WHAT YOU ARE ASKED TO DO:
Pick out the lines in the listing below that contain the word "datagram" and copy them.

□ □ □ □ □ □ □

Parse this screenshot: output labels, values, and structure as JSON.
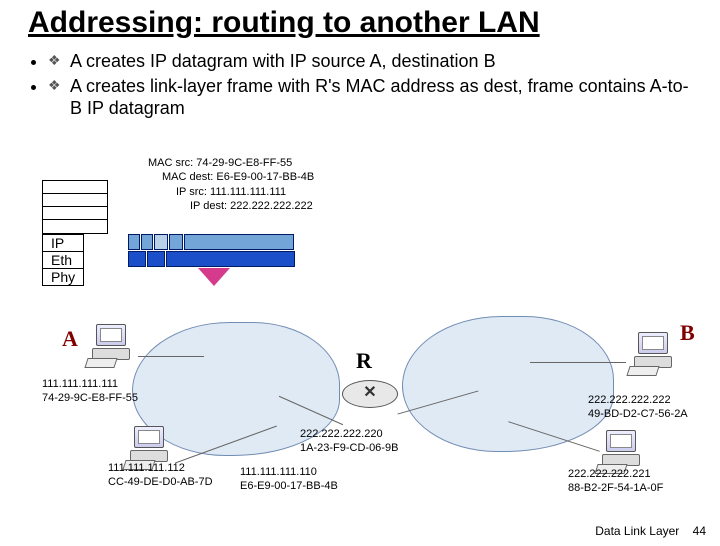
{
  "title": "Addressing: routing to another LAN",
  "bullets": [
    "A creates IP datagram with IP source A, destination B",
    "A creates link-layer frame with R's MAC address as dest, frame contains A-to-B IP datagram"
  ],
  "callout": {
    "l1": "MAC src: 74-29-9C-E8-FF-55",
    "l2": "MAC dest: E6-E9-00-17-BB-4B",
    "l3": "IP src: 111.111.111.111",
    "l4": "IP dest: 222.222.222.222"
  },
  "layers": {
    "ip": "IP",
    "eth": "Eth",
    "phy": "Phy"
  },
  "labels": {
    "A": "A",
    "R": "R",
    "B": "B"
  },
  "nodes": {
    "A": {
      "ip": "111.111.111.111",
      "mac": "74-29-9C-E8-FF-55"
    },
    "Athird": {
      "ip": "111.111.111.112",
      "mac": "CC-49-DE-D0-AB-7D"
    },
    "Rleft": {
      "ip": "111.111.111.110",
      "mac": "E6-E9-00-17-BB-4B"
    },
    "Rright": {
      "ip": "222.222.222.220",
      "mac": "1A-23-F9-CD-06-9B"
    },
    "B": {
      "ip": "222.222.222.222",
      "mac": "49-BD-D2-C7-56-2A"
    },
    "Bthird": {
      "ip": "222.222.222.221",
      "mac": "88-B2-2F-54-1A-0F"
    }
  },
  "footer": {
    "label": "Data Link Layer",
    "page": "44"
  }
}
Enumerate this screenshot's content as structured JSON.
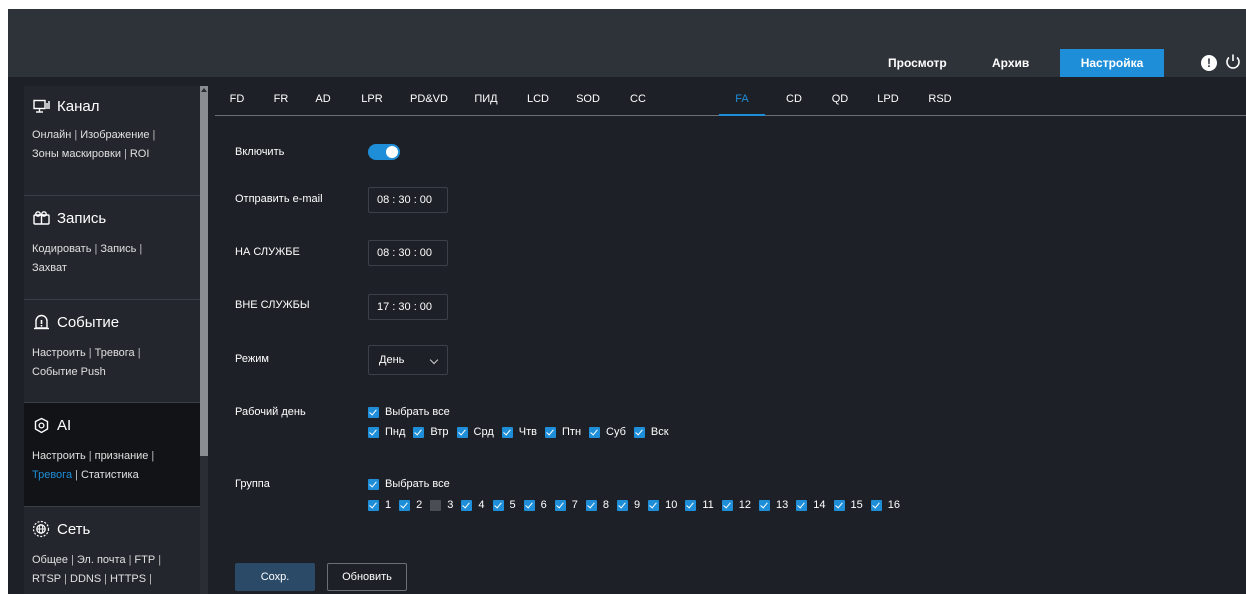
{
  "topnav": {
    "items": [
      {
        "label": "Просмотр"
      },
      {
        "label": "Архив"
      },
      {
        "label": "Настройка",
        "active": true
      }
    ],
    "alert_icon_glyph": "!"
  },
  "sidebar": {
    "sections": [
      {
        "title": "Канал",
        "icon": "monitor-icon",
        "links": [
          "Онлайн",
          "Изображение",
          "Зоны маскировки",
          "ROI"
        ]
      },
      {
        "title": "Запись",
        "icon": "record-icon",
        "links": [
          "Кодировать",
          "Запись",
          "Захват"
        ]
      },
      {
        "title": "Событие",
        "icon": "alarm-icon",
        "links": [
          "Настроить",
          "Тревога",
          "Событие Push"
        ]
      },
      {
        "title": "AI",
        "icon": "ai-icon",
        "links": [
          "Настроить",
          "признание",
          "Тревога",
          "Статистика"
        ],
        "active_link": "Тревога"
      },
      {
        "title": "Сеть",
        "icon": "network-icon",
        "links": [
          "Общее",
          "Эл. почта",
          "FTP",
          "RTSP",
          "DDNS",
          "HTTPS"
        ]
      }
    ]
  },
  "tabs": [
    {
      "label": "FD"
    },
    {
      "label": "FR"
    },
    {
      "label": "AD"
    },
    {
      "label": "LPR"
    },
    {
      "label": "PD&VD"
    },
    {
      "label": "ПИД"
    },
    {
      "label": "LCD"
    },
    {
      "label": "SOD"
    },
    {
      "label": "CC"
    },
    {
      "label": "FA",
      "active": true
    },
    {
      "label": "CD"
    },
    {
      "label": "QD"
    },
    {
      "label": "LPD"
    },
    {
      "label": "RSD"
    }
  ],
  "form": {
    "enable_label": "Включить",
    "enable_value": true,
    "email_label": "Отправить e-mail",
    "email_time": "08 : 30 : 00",
    "on_duty_label": "НА СЛУЖБЕ",
    "on_duty_time": "08 : 30 : 00",
    "off_duty_label": "ВНЕ СЛУЖБЫ",
    "off_duty_time": "17 : 30 : 00",
    "mode_label": "Режим",
    "mode_value": "День",
    "workday_label": "Рабочий день",
    "select_all_label": "Выбрать все",
    "days": [
      {
        "label": "Пнд",
        "checked": true
      },
      {
        "label": "Втр",
        "checked": true
      },
      {
        "label": "Срд",
        "checked": true
      },
      {
        "label": "Чтв",
        "checked": true
      },
      {
        "label": "Птн",
        "checked": true
      },
      {
        "label": "Суб",
        "checked": true
      },
      {
        "label": "Вск",
        "checked": true
      }
    ],
    "group_label": "Группа",
    "groups": [
      {
        "label": "1",
        "checked": true
      },
      {
        "label": "2",
        "checked": true
      },
      {
        "label": "3",
        "checked": false
      },
      {
        "label": "4",
        "checked": true
      },
      {
        "label": "5",
        "checked": true
      },
      {
        "label": "6",
        "checked": true
      },
      {
        "label": "7",
        "checked": true
      },
      {
        "label": "8",
        "checked": true
      },
      {
        "label": "9",
        "checked": true
      },
      {
        "label": "10",
        "checked": true
      },
      {
        "label": "11",
        "checked": true
      },
      {
        "label": "12",
        "checked": true
      },
      {
        "label": "13",
        "checked": true
      },
      {
        "label": "14",
        "checked": true
      },
      {
        "label": "15",
        "checked": true
      },
      {
        "label": "16",
        "checked": true
      }
    ],
    "save_label": "Сохр.",
    "refresh_label": "Обновить"
  },
  "colors": {
    "accent": "#1e8ed8",
    "background": "#1d2026",
    "header": "#2e3239"
  }
}
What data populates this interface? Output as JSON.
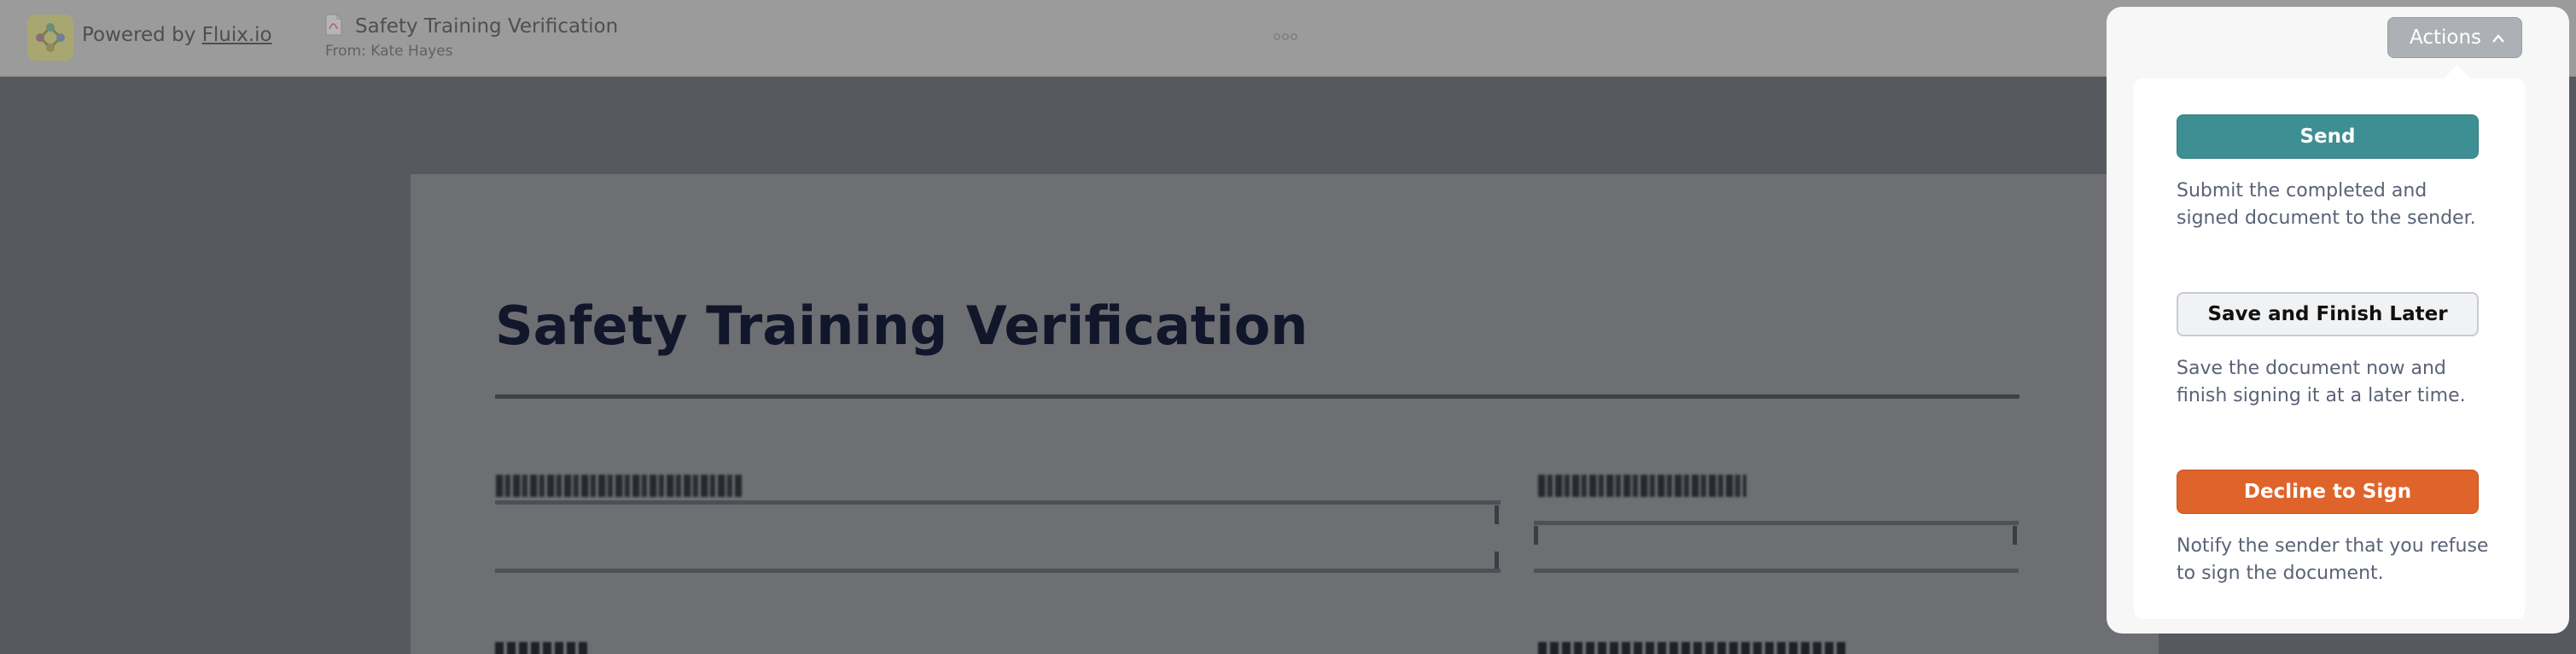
{
  "header": {
    "powered_prefix": "Powered by",
    "powered_link": "Fluix.io",
    "document_title": "Safety Training Verification",
    "document_from": "From: Kate Hayes",
    "logo_icon": "fluix-logo-icon",
    "more_icon": "more-horizontal-icon"
  },
  "document": {
    "heading": "Safety Training Verification"
  },
  "actions": {
    "toggle_label": "Actions",
    "items": [
      {
        "label": "Send",
        "description": "Submit the completed and signed document to the sender.",
        "color": "#3d8f93"
      },
      {
        "label": "Save and Finish Later",
        "description": "Save the document now and finish signing it at a later time.",
        "color": "#f1f2f4"
      },
      {
        "label": "Decline to Sign",
        "description": "Notify the sender that you refuse to sign the document.",
        "color": "#df642b"
      }
    ]
  }
}
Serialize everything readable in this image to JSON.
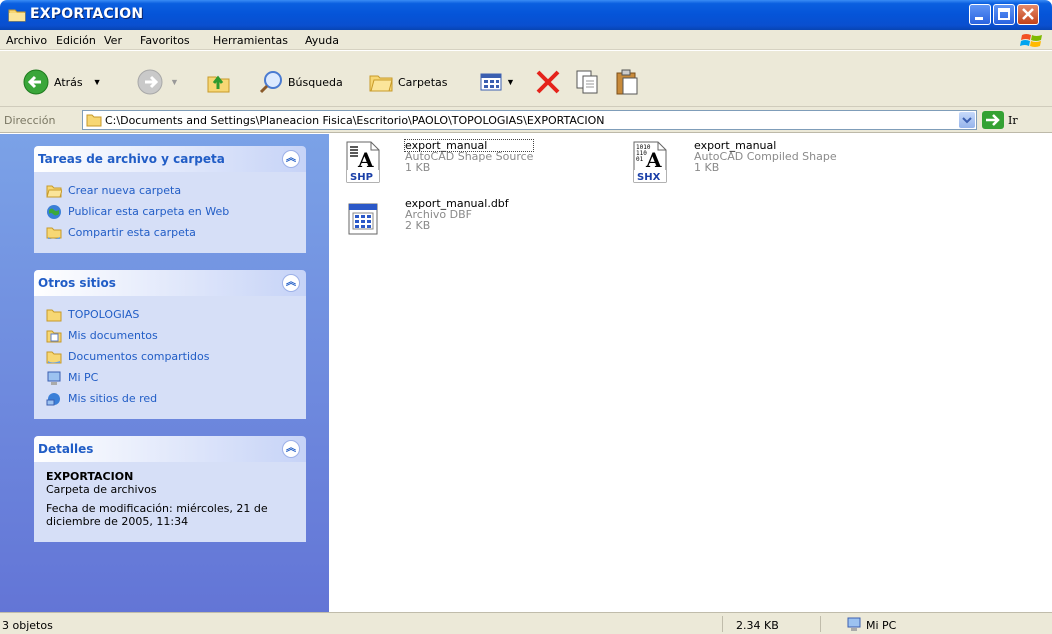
{
  "window": {
    "title": "EXPORTACION"
  },
  "menu": {
    "items": [
      "Archivo",
      "Edición",
      "Ver",
      "Favoritos",
      "Herramientas",
      "Ayuda"
    ]
  },
  "toolbar": {
    "back_label": "Atrás",
    "search_label": "Búsqueda",
    "folders_label": "Carpetas"
  },
  "address": {
    "label": "Dirección",
    "path": "C:\\Documents and Settings\\Planeacion Fisica\\Escritorio\\PAOLO\\TOPOLOGIAS\\EXPORTACION",
    "go_label": "Ir"
  },
  "panels": {
    "tasks": {
      "title": "Tareas de archivo y carpeta",
      "items": [
        "Crear nueva carpeta",
        "Publicar esta carpeta en Web",
        "Compartir esta carpeta"
      ]
    },
    "other": {
      "title": "Otros sitios",
      "items": [
        "TOPOLOGIAS",
        "Mis documentos",
        "Documentos compartidos",
        "Mi PC",
        "Mis sitios de red"
      ]
    },
    "details": {
      "title": "Detalles",
      "name": "EXPORTACION",
      "type": "Carpeta de archivos",
      "modified": "Fecha de modificación: miércoles, 21 de diciembre de 2005, 11:34"
    }
  },
  "files": [
    {
      "name": "export_manual",
      "type": "AutoCAD Shape Source",
      "size": "1 KB",
      "icon": "shp-file-icon",
      "badge": "SHP"
    },
    {
      "name": "export_manual",
      "type": "AutoCAD Compiled Shape",
      "size": "1 KB",
      "icon": "shx-file-icon",
      "badge": "SHX"
    },
    {
      "name": "export_manual.dbf",
      "type": "Archivo DBF",
      "size": "2 KB",
      "icon": "dbf-file-icon"
    }
  ],
  "status": {
    "objects": "3 objetos",
    "size": "2.34 KB",
    "location": "Mi PC"
  },
  "colors": {
    "titlebar": "#0554d8",
    "link": "#215dc6",
    "pane_top": "#7ba2e7",
    "pane_bottom": "#6375d6"
  }
}
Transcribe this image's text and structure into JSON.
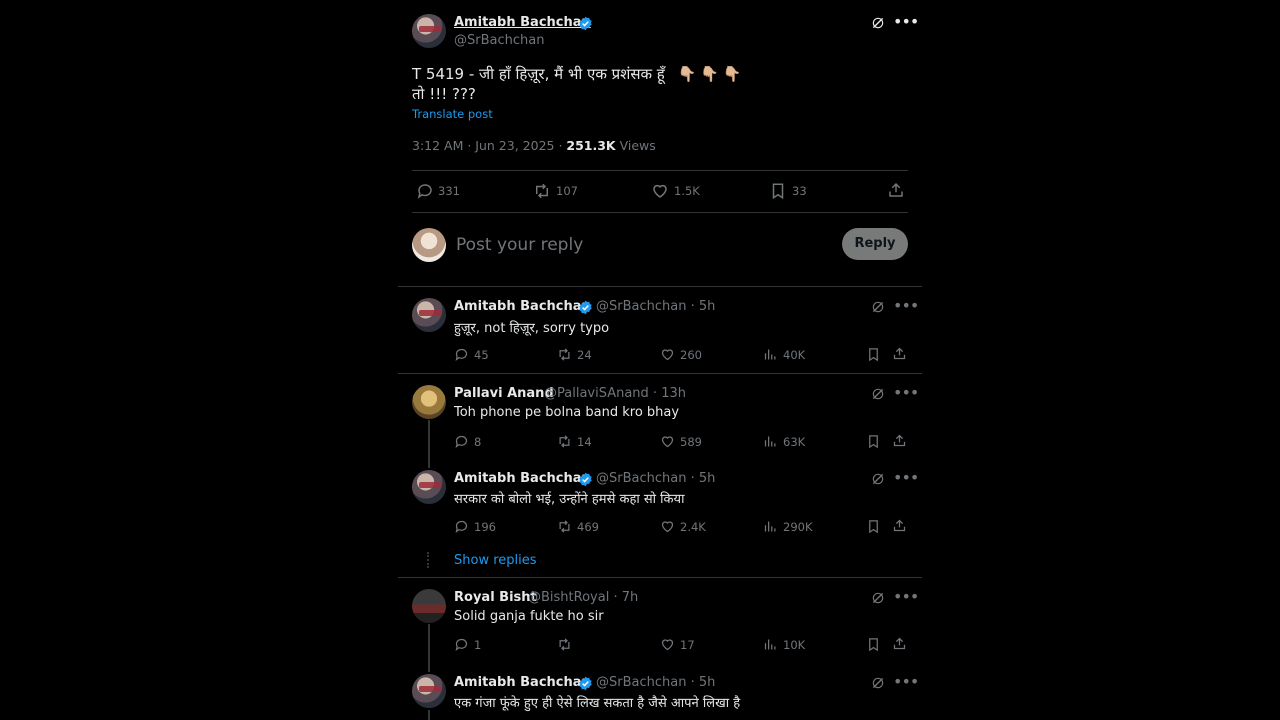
{
  "main_post": {
    "author_name": "Amitabh Bachchan",
    "handle": "@SrBachchan",
    "text_line1": "T 5419 - जी हाँ हिज़ूर, मैं भी एक प्रशंसक हूँ",
    "emojis": "👇🏼👇🏼👇🏼",
    "text_line2": "तो !!! ???",
    "translate": "Translate post",
    "timestamp": "3:12 AM · Jun 23, 2025 · ",
    "views_count": "251.3K",
    "views_label": " Views",
    "stats": {
      "replies": "331",
      "reposts": "107",
      "likes": "1.5K",
      "bookmarks": "33"
    }
  },
  "composer": {
    "placeholder": "Post your reply",
    "reply_button": "Reply"
  },
  "replies": [
    {
      "author_name": "Amitabh Bachchan",
      "handle": "@SrBachchan · 5h",
      "text": "हुज़ूर, not हिज़ूर, sorry typo",
      "replies": "45",
      "reposts": "24",
      "likes": "260",
      "views": "40K"
    },
    {
      "author_name": "Pallavi Anand",
      "handle": "@PallaviSAnand · 13h",
      "text": "Toh phone pe bolna band kro bhay",
      "replies": "8",
      "reposts": "14",
      "likes": "589",
      "views": "63K"
    },
    {
      "author_name": "Amitabh Bachchan",
      "handle": "@SrBachchan · 5h",
      "text": "सरकार को बोलो भई, उन्होंने हमसे कहा सो किया",
      "replies": "196",
      "reposts": "469",
      "likes": "2.4K",
      "views": "290K"
    },
    {
      "author_name": "Royal Bisht",
      "handle": "@BishtRoyal · 7h",
      "text": "Solid ganja fukte ho sir",
      "replies": "1",
      "reposts": "",
      "likes": "17",
      "views": "10K"
    },
    {
      "author_name": "Amitabh Bachchan",
      "handle": "@SrBachchan · 5h",
      "text": "एक गंजा फूंके हुए ही ऐसे लिख सकता है जैसे आपने लिखा है"
    }
  ],
  "show_replies": "Show replies",
  "colors": {
    "background": "#000000",
    "accent": "#1d9bf0",
    "muted": "#71767b",
    "divider": "#2f3336"
  }
}
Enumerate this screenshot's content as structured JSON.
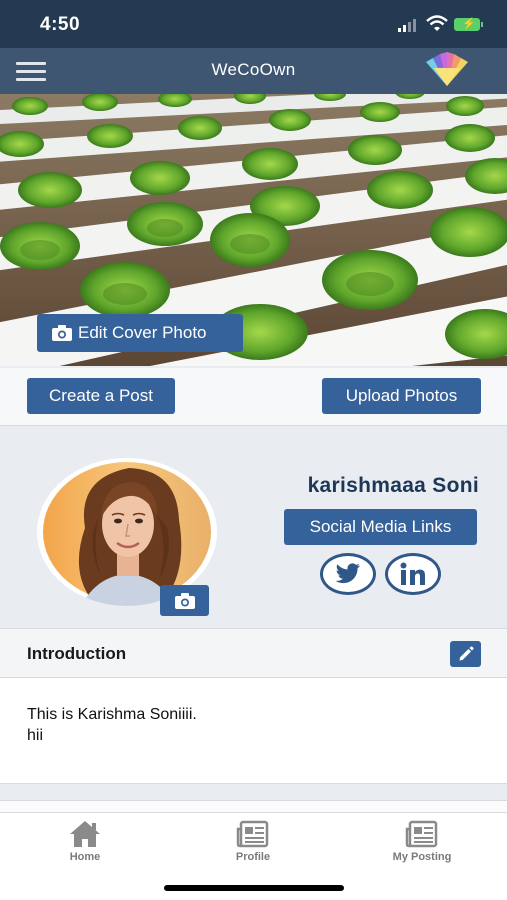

□ □ □ □ □ □ □

EXERCISE OUTPUT:
    "A creates IP datagram with IP source A, destination B",
    "A creates link-layer frame with R's MAC address as dest, frame contains A-to-B IP datagram"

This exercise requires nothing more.